======== DATASET EXCERPTS
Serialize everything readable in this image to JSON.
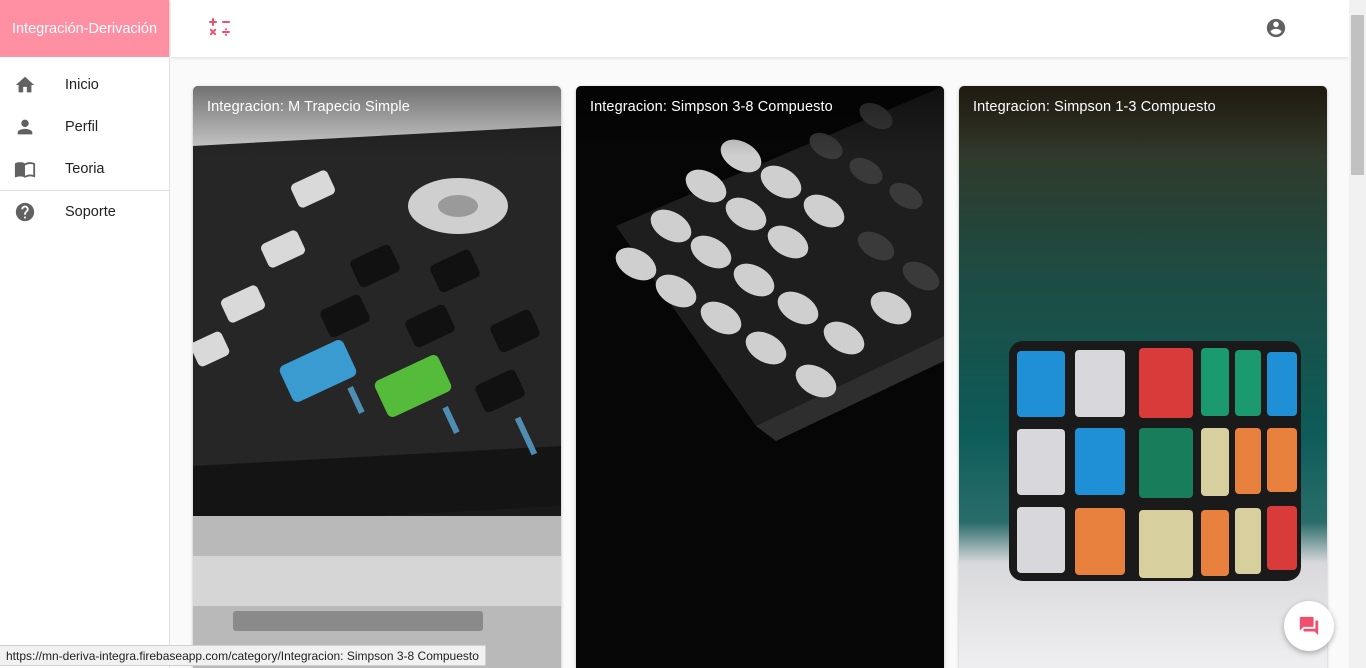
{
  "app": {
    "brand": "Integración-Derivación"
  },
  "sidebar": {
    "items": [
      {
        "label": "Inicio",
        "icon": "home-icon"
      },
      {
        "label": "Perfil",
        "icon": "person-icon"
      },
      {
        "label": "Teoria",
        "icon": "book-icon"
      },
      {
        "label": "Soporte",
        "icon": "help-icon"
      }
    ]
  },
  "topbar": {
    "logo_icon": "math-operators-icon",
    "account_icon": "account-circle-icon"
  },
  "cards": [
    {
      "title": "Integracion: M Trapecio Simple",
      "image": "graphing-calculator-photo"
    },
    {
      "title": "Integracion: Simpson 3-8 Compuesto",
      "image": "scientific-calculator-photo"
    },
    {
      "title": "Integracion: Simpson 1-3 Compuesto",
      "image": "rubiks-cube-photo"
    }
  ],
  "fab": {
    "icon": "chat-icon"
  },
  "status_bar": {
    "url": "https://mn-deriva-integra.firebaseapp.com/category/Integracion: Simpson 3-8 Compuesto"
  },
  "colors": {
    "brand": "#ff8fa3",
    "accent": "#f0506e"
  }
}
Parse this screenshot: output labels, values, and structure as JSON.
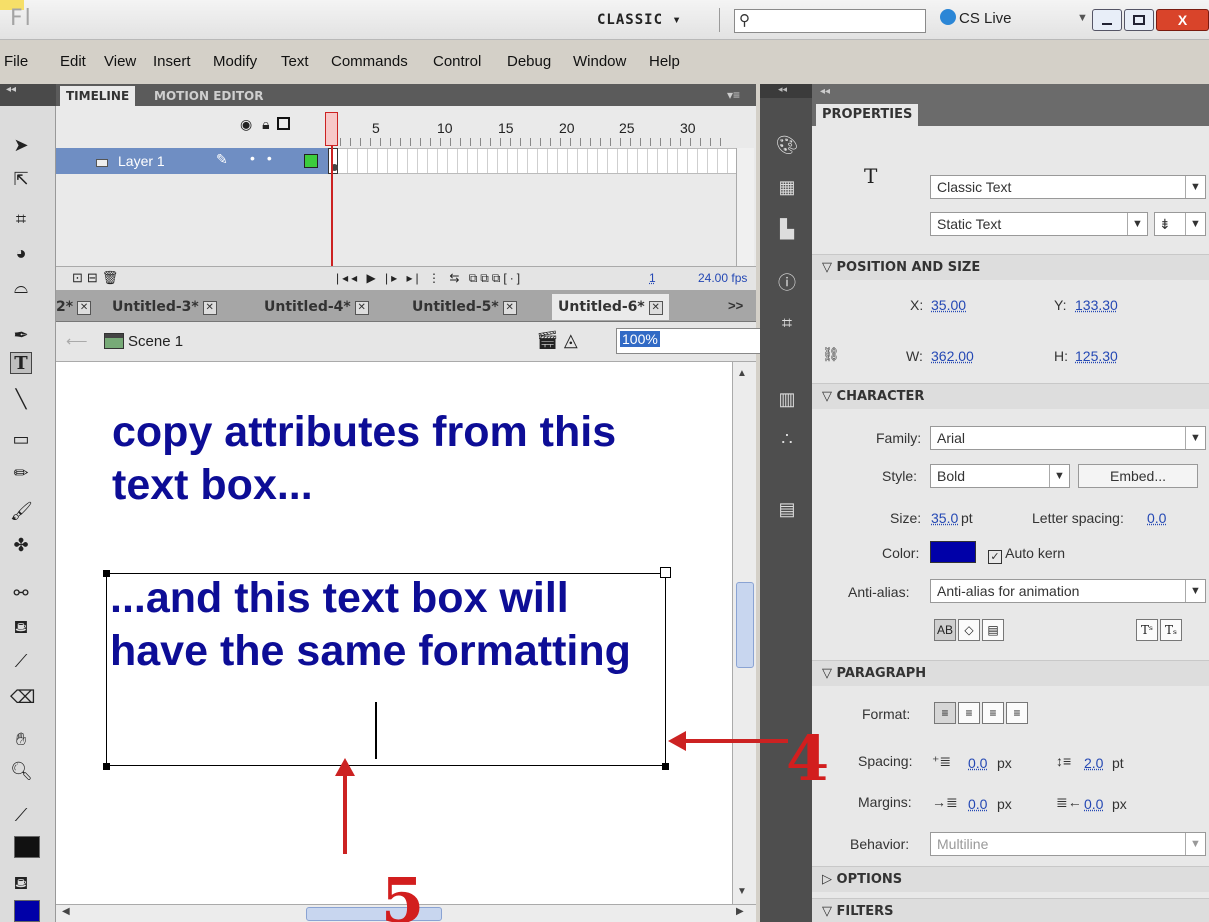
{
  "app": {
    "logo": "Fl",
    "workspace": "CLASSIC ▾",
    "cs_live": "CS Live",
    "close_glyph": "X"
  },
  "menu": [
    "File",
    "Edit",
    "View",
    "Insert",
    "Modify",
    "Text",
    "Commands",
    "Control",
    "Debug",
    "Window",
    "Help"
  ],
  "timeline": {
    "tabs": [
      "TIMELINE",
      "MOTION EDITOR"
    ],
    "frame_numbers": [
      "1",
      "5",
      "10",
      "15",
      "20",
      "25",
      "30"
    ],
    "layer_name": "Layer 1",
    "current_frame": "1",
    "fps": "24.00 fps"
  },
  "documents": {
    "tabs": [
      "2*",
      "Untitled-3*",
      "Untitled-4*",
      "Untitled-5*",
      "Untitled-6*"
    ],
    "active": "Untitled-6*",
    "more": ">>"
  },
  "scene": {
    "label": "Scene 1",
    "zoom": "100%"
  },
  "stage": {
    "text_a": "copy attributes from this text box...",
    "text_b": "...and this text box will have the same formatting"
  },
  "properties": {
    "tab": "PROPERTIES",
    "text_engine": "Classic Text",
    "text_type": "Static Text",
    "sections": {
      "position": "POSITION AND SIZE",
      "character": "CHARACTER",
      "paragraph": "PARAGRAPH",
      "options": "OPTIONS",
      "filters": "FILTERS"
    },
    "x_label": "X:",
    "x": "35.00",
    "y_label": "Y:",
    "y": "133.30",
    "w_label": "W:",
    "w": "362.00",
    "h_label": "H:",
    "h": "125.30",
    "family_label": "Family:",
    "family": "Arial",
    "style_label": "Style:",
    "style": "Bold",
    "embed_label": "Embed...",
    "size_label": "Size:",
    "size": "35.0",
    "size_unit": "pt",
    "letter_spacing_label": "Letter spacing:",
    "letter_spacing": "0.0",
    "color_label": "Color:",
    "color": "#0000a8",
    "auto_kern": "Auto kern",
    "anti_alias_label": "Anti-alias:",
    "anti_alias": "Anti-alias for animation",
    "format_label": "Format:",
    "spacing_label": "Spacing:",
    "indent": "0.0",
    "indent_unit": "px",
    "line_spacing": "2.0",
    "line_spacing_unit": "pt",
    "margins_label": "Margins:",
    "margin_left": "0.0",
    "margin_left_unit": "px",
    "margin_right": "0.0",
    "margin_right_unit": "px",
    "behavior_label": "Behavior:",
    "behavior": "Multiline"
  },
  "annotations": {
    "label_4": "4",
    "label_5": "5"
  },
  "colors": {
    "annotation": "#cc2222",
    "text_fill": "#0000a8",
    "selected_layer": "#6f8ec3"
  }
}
================
======== DATASET EXCERPTS
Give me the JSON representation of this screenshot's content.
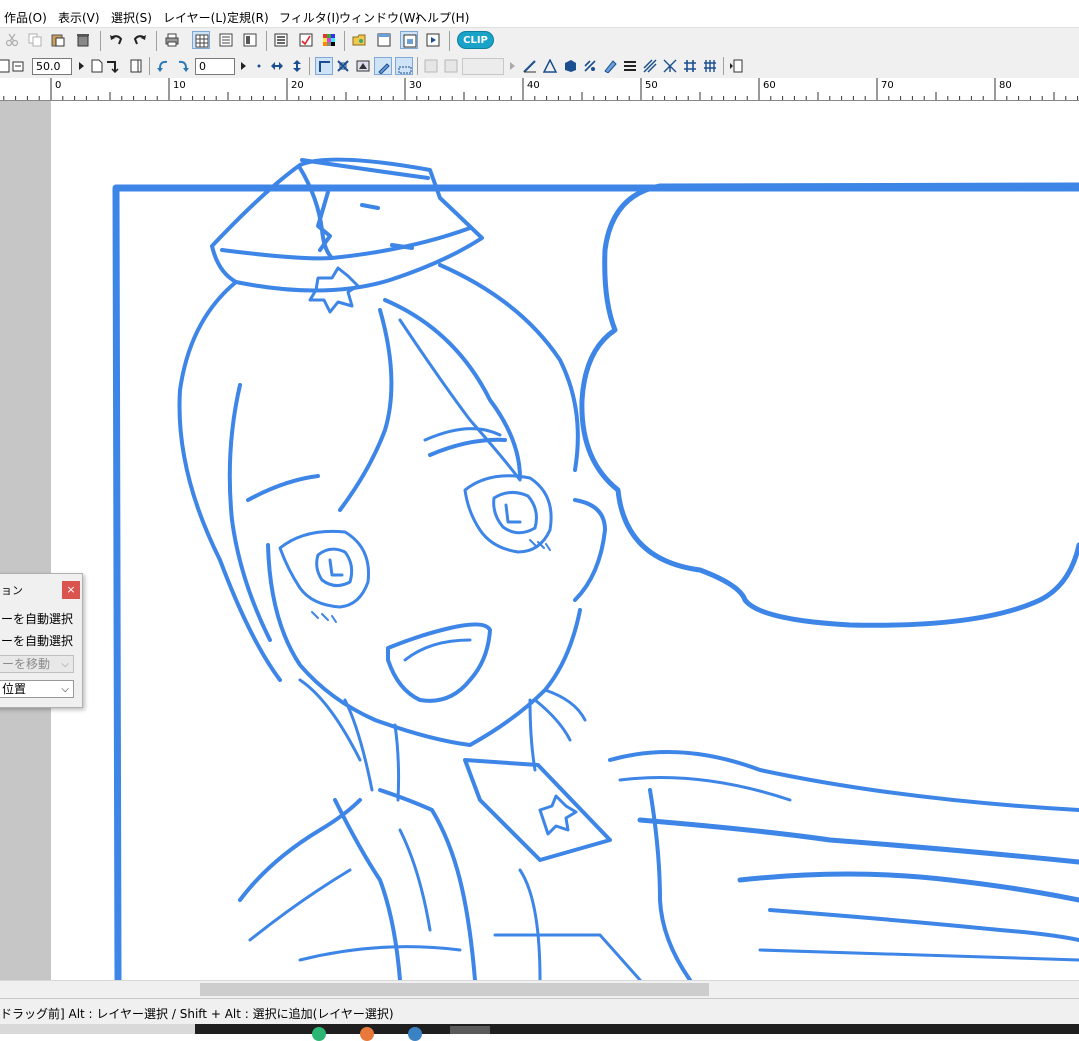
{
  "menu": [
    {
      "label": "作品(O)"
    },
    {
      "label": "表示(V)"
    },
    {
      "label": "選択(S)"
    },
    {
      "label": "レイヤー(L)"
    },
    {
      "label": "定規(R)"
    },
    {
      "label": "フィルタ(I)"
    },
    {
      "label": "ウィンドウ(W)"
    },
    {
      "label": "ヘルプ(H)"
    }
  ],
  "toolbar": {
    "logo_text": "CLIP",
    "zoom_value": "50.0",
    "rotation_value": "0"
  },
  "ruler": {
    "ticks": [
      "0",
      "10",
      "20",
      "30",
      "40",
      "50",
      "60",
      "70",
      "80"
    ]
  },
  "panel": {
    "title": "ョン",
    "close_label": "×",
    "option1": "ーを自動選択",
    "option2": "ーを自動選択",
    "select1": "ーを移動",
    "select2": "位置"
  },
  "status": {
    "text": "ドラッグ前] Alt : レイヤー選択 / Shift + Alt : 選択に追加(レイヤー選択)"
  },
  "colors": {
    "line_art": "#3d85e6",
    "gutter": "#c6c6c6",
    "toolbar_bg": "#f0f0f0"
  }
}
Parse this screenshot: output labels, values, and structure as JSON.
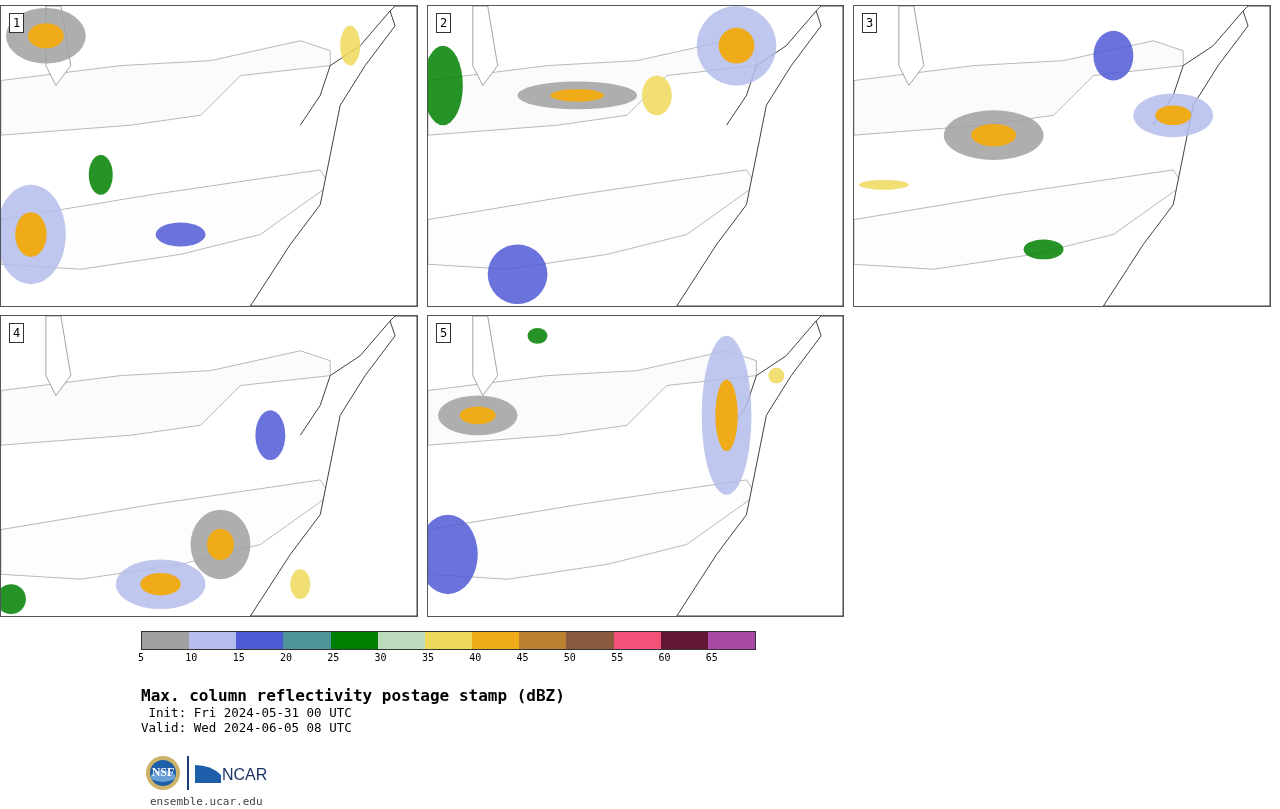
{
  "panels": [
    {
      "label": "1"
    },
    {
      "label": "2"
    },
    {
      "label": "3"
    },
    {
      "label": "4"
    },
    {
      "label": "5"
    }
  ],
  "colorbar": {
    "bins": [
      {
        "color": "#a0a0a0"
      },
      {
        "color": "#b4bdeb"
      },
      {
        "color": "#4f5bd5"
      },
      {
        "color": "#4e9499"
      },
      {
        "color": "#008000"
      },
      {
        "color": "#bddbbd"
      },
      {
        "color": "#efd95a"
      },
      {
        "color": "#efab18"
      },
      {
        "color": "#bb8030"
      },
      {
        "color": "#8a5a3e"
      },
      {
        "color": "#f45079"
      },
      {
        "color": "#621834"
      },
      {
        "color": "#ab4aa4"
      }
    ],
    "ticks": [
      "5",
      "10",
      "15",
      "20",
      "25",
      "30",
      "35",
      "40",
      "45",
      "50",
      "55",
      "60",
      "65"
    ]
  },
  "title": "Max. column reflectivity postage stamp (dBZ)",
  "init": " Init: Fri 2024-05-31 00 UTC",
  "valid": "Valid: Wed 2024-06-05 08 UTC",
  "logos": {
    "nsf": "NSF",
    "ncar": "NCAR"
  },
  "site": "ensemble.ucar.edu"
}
================
Search the material above for "Untitled". Pull out each line where it shows up.

## EXPECTED OUTPUT
      "Untitled-3*",
      "Untitled-4*",
      "Untitled-5*",
      "Untitled-6*"
    "active": "Untitled-6*",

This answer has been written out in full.